Extract every line from the records below that contains the word "已知向量".

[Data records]
begin
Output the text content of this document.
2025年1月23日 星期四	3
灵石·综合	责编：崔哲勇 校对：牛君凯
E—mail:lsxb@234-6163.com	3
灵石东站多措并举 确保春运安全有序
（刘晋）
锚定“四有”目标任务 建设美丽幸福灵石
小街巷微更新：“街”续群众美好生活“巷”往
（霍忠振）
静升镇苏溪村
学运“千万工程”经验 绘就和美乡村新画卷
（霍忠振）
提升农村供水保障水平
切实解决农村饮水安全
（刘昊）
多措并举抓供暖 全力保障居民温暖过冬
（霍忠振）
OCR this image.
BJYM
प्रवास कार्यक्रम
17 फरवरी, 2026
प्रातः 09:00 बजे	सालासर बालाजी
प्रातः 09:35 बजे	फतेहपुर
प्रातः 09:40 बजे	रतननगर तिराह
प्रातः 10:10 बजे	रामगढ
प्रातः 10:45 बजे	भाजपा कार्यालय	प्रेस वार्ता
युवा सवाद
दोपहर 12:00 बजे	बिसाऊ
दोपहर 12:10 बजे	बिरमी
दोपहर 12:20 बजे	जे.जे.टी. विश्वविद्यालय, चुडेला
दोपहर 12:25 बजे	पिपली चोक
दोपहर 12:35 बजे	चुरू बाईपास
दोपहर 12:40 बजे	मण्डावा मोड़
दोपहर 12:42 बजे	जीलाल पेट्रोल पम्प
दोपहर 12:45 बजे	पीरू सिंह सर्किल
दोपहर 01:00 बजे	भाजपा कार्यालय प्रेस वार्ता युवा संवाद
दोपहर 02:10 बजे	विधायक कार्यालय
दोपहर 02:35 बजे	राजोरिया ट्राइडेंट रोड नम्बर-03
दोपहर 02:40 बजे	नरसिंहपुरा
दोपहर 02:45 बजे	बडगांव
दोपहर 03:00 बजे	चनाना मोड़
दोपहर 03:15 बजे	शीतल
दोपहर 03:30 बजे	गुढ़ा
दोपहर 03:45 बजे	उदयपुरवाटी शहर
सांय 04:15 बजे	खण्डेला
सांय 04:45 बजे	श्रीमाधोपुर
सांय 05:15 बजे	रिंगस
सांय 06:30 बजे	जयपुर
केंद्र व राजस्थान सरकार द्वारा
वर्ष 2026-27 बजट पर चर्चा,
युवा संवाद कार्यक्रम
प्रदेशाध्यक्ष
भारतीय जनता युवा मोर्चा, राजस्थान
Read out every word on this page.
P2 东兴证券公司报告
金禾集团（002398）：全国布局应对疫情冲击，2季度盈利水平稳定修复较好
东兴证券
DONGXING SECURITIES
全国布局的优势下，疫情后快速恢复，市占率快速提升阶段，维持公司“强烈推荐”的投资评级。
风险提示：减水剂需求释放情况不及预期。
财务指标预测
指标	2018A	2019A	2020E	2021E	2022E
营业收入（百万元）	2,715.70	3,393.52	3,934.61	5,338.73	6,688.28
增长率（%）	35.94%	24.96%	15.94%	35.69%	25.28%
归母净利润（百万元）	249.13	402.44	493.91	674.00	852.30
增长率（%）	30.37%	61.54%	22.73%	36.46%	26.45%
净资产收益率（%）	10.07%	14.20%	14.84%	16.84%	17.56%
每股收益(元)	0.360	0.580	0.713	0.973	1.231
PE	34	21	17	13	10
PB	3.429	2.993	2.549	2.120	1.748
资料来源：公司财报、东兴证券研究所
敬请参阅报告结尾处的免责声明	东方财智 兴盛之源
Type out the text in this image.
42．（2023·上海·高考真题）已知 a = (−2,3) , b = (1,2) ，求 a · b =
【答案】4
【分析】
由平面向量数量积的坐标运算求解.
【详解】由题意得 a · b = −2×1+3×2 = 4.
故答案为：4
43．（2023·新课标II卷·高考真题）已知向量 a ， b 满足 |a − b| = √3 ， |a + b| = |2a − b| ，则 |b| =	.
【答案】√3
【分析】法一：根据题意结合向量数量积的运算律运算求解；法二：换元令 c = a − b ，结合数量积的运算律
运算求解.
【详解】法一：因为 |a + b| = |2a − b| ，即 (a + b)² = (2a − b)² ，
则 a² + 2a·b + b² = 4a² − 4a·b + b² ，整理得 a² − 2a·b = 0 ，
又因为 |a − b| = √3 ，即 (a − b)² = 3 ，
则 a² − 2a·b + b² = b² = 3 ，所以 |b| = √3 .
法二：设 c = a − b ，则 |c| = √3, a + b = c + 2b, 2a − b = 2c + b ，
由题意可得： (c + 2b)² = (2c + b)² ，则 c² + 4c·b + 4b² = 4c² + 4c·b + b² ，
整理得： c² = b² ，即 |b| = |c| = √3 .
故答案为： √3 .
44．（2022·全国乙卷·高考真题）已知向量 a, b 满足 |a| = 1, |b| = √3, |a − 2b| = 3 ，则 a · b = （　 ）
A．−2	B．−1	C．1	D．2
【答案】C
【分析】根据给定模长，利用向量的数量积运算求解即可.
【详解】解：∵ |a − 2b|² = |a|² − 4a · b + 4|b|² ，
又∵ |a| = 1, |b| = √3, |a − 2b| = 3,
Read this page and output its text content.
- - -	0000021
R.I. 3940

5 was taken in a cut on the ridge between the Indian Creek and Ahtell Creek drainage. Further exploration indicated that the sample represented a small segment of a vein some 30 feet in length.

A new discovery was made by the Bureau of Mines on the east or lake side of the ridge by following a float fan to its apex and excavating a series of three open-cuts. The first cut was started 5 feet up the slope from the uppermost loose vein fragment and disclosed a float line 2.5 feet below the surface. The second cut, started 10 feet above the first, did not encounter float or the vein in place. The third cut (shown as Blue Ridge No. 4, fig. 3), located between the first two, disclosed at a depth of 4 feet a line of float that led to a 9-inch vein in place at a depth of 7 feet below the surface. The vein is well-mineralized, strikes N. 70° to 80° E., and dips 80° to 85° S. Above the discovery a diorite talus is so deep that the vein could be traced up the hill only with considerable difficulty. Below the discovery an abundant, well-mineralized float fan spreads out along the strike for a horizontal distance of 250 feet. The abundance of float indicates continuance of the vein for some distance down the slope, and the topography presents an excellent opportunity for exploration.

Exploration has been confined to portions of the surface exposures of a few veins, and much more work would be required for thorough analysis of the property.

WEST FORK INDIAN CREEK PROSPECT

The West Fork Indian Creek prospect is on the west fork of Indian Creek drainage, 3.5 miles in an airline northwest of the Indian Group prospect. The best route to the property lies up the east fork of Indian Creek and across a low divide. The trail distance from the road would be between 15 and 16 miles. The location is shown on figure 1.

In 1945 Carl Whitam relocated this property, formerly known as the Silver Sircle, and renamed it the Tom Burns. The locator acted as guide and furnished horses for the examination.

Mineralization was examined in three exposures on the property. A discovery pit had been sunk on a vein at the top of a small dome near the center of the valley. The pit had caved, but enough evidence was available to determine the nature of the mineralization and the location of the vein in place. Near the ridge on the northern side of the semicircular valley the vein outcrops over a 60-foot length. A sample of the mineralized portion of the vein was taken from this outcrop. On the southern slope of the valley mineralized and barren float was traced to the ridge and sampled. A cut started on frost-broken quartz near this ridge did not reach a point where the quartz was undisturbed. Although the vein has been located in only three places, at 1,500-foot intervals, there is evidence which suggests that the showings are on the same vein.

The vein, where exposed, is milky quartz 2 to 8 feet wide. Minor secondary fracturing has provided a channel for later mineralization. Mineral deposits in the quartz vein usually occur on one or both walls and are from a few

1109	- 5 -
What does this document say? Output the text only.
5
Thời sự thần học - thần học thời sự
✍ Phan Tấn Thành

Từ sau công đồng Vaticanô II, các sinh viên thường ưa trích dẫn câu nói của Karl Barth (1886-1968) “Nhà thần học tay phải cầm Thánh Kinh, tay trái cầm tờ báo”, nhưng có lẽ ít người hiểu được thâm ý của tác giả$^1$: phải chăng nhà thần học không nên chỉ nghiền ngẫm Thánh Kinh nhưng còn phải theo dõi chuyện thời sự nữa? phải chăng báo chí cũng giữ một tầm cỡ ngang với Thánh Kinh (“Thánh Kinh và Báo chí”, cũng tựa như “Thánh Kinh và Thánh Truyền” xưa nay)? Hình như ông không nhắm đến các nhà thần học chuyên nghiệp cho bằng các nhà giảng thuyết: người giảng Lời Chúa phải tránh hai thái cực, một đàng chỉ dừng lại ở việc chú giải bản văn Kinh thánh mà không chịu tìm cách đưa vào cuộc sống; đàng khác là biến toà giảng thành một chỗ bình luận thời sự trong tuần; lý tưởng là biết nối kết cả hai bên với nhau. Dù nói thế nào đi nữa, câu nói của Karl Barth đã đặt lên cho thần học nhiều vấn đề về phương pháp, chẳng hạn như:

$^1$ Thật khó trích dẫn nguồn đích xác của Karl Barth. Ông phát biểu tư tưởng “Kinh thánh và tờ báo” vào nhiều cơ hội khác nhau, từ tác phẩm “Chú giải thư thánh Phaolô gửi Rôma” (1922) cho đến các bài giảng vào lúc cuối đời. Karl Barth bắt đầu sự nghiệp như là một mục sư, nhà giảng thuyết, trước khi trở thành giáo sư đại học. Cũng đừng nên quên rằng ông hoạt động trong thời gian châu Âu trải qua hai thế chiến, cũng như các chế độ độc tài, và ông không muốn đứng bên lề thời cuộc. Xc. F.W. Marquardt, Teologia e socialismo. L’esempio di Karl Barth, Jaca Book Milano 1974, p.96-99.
end
**Result for this exercise:**
43．（2023·新课标II卷·高考真题）已知向量 a ， b 满足 |a − b| = √3 ， |a + b| = |2a − b| ，则 |b| =	.
44．（2022·全国乙卷·高考真题）已知向量 a, b 满足 |a| = 1, |b| = √3, |a − 2b| = 3 ，则 a · b = （　 ）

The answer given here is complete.